Entries with figure data
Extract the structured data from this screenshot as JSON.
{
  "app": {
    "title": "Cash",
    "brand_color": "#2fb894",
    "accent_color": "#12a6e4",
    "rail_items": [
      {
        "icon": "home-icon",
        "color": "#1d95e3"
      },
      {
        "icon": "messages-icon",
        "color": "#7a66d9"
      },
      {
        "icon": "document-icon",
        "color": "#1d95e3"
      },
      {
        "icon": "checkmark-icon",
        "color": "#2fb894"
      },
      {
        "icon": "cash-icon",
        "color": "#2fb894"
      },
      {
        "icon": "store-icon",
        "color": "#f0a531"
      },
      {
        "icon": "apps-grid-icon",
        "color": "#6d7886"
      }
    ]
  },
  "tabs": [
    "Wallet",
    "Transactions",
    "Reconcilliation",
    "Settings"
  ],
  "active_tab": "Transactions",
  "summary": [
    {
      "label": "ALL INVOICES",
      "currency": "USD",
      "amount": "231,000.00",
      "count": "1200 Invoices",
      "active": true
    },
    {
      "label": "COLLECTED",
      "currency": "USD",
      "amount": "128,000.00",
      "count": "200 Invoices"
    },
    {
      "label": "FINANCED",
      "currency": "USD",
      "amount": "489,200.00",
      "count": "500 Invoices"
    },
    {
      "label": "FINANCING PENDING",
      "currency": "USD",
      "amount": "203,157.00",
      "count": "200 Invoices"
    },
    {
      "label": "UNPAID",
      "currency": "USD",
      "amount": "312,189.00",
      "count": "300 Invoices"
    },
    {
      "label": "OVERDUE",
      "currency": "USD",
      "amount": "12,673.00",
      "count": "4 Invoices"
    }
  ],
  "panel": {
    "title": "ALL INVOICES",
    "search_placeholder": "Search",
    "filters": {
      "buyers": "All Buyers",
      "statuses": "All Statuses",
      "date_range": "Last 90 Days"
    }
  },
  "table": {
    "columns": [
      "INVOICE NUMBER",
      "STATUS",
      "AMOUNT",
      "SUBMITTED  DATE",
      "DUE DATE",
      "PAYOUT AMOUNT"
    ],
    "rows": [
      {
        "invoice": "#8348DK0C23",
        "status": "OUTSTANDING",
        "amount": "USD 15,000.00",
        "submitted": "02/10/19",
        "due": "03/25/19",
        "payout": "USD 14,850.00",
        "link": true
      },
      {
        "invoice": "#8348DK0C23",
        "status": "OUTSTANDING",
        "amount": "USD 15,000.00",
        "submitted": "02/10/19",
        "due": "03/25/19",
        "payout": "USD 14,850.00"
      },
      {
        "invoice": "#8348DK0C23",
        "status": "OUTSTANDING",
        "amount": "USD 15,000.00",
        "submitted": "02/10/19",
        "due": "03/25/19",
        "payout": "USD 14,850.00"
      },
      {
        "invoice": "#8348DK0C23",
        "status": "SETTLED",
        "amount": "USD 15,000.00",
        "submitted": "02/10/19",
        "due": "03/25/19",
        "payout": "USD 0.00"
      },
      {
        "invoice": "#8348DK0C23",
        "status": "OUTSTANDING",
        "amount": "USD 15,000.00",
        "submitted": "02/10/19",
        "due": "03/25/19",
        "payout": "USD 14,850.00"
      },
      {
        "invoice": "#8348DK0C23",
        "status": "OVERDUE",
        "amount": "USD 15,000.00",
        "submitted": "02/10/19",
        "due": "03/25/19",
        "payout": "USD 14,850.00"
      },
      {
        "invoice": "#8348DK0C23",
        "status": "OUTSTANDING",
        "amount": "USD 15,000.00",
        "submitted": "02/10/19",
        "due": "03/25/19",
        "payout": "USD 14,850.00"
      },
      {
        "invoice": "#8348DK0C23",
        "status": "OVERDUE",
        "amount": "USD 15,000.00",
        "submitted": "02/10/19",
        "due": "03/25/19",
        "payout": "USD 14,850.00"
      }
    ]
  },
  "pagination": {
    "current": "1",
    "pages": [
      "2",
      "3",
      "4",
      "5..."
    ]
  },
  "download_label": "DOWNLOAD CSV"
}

Set exercise
Return, from the data, each line that has the word "count" in it.

Final answer
      "count": "1200 Invoices",
      "count": "200 Invoices"
      "count": "500 Invoices"
      "count": "200 Invoices"
      "count": "300 Invoices"
      "count": "4 Invoices"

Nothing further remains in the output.